Written exercise.
Can you convert every line in the listing below into a JSON list of strings, one string per line and no blank lines? Start at the line containing "button[interactable]: Home: [538, 1943, 842, 2075]" and go down to the line containing "staticText: ÁllásÓriás: [572, 497, 808, 565]", both included.

Data for this task.
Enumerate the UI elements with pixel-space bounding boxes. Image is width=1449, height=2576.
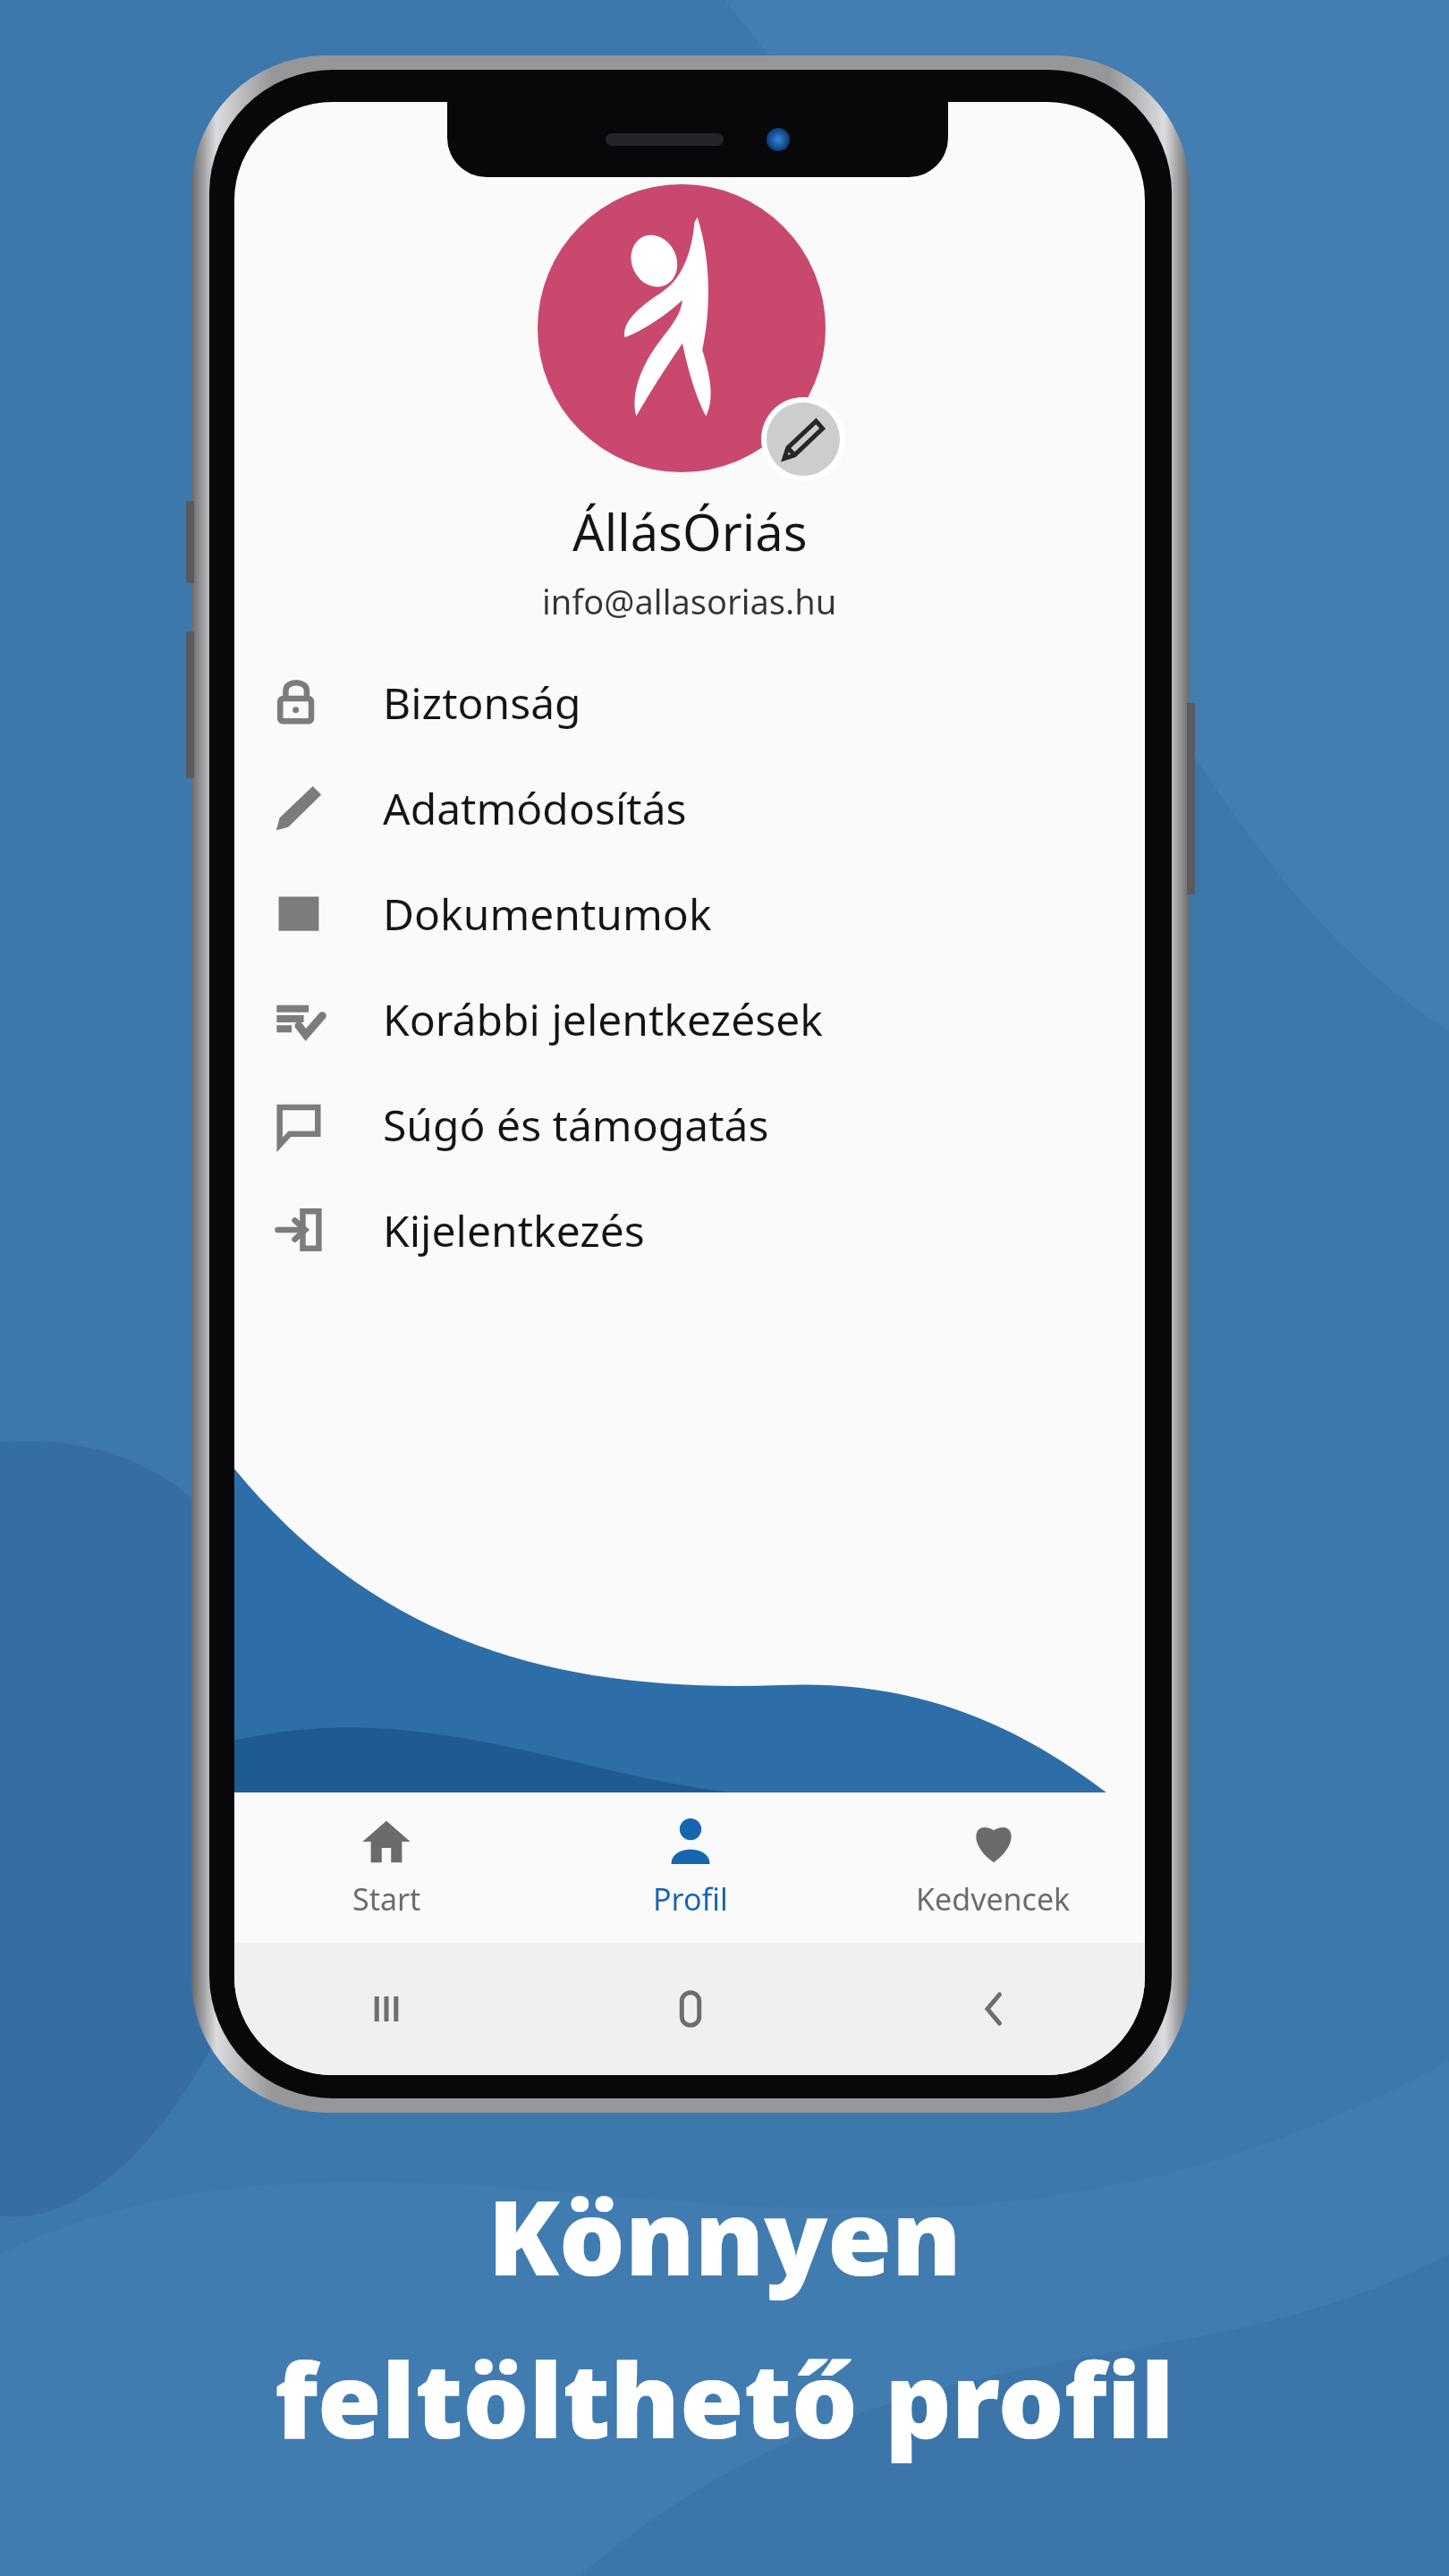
button[interactable]: Home: [538, 1943, 842, 2075]
staticText: Start: [352, 1878, 421, 1919]
staticText: Korábbi jelentkezések: [383, 990, 823, 1048]
button[interactable]: Start: [234, 1792, 538, 1943]
staticText: ÁllásÓriás: [572, 497, 808, 565]
staticText: feltölthető profil: [275, 2327, 1174, 2469]
staticText: Profil: [653, 1878, 728, 1919]
staticText: Könnyen: [487, 2165, 962, 2306]
button[interactable]: Korábbi jelentkezések: [234, 966, 1145, 1072]
staticText: Kedvencek: [916, 1878, 1071, 1919]
button[interactable]: Recents: [234, 1943, 538, 2075]
button[interactable]: Dokumentumok: [234, 860, 1145, 966]
staticText: Biztonság: [383, 674, 581, 732]
button[interactable]: Biztonság: [234, 649, 1145, 755]
staticText: Adatmódosítás: [383, 779, 687, 837]
button[interactable]: Kijelentkezés: [234, 1177, 1145, 1283]
button[interactable]: Kedvencek: [842, 1792, 1145, 1943]
button[interactable]: Back: [842, 1943, 1145, 2075]
button[interactable]: Profilkép szerkesztése: [767, 402, 840, 476]
staticText: info@allasorias.hu: [542, 578, 837, 624]
button[interactable]: Profilkép: [538, 184, 826, 472]
button[interactable]: Profil: [538, 1792, 842, 1943]
button[interactable]: Adatmódosítás: [234, 755, 1145, 860]
staticText: Dokumentumok: [383, 885, 712, 943]
staticText: Súgó és támogatás: [383, 1096, 769, 1154]
button[interactable]: Súgó és támogatás: [234, 1072, 1145, 1177]
staticText: Kijelentkezés: [383, 1201, 645, 1259]
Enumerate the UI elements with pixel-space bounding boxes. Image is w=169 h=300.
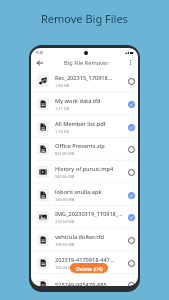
staticText: My work data.tfd [55, 97, 101, 105]
staticText: 9:30 [36, 50, 44, 55]
button[interactable]: Select file [126, 258, 136, 268]
staticText: Rec_202315_170918... [55, 74, 113, 82]
staticText: Office Presents.zip [55, 142, 105, 150]
staticText: History of purusi.mp4 [55, 165, 114, 173]
button[interactable]: Select file [126, 280, 136, 286]
staticText: All Member list.pdf [55, 120, 106, 128]
staticText: loborti snulla.apk [55, 188, 102, 196]
button[interactable]: 525249-995478-885... [31, 273, 138, 286]
staticText: IMG_20230319_1T0918_... [55, 210, 123, 218]
staticText: 1.84 GB [55, 83, 70, 88]
button[interactable]: Back [34, 57, 45, 68]
button[interactable]: Delete (04) [70, 263, 108, 273]
button[interactable]: My work data.tfd [31, 92, 138, 115]
button[interactable]: Select file [126, 76, 136, 86]
staticText: Remove Big Files [41, 11, 128, 26]
button[interactable]: Rec_202315_170918... [31, 69, 138, 92]
staticText: 345.65 MB [55, 197, 75, 202]
button[interactable]: More options [125, 57, 136, 68]
button[interactable]: 202319-4170918-447... [31, 251, 138, 274]
staticText: 158.24 MB [55, 265, 75, 270]
staticText: 1.21 GB [55, 106, 70, 111]
button[interactable]: vehicula dolker.tfd [31, 228, 138, 251]
button[interactable]: Select file [126, 190, 136, 200]
staticText: vehicula dolker.tfd [55, 233, 104, 241]
staticText: 214.54 MB [55, 219, 75, 224]
button[interactable]: Office Presents.zip [31, 137, 138, 160]
button[interactable]: Select file [126, 167, 136, 177]
staticText: 202319-4170918-447... [55, 256, 115, 264]
button[interactable]: Select file [126, 235, 136, 245]
button[interactable]: IMG_20230319_1T0918_... [31, 205, 138, 228]
staticText: Delete (04) [76, 265, 103, 272]
staticText: 841.85 MB [55, 151, 75, 156]
button[interactable]: All Member list.pdf [31, 115, 138, 138]
button[interactable]: Select file [126, 212, 136, 222]
staticText: 198.65 MB [55, 242, 75, 247]
button[interactable]: Select file [126, 99, 136, 109]
button[interactable]: Select file [126, 122, 136, 132]
button[interactable]: Select file [126, 144, 136, 154]
staticText: 525249-995478-885... [55, 281, 112, 286]
button[interactable]: History of purusi.mp4 [31, 160, 138, 183]
staticText: Big File Remover [64, 59, 109, 67]
button[interactable]: loborti snulla.apk [31, 183, 138, 206]
staticText: 540.65 MB [55, 174, 75, 179]
staticText: 1.10 GB [55, 129, 70, 134]
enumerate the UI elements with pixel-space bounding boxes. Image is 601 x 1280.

Exercise answer.
[
  "button[interactable]: Home: [538, 1943, 842, 2075]",
  "staticText: Start: [352, 1878, 421, 1919]",
  "staticText: Korábbi jelentkezések: [383, 990, 823, 1048]",
  "button[interactable]: Start: [234, 1792, 538, 1943]",
  "staticText: ÁllásÓriás: [572, 497, 808, 565]"
]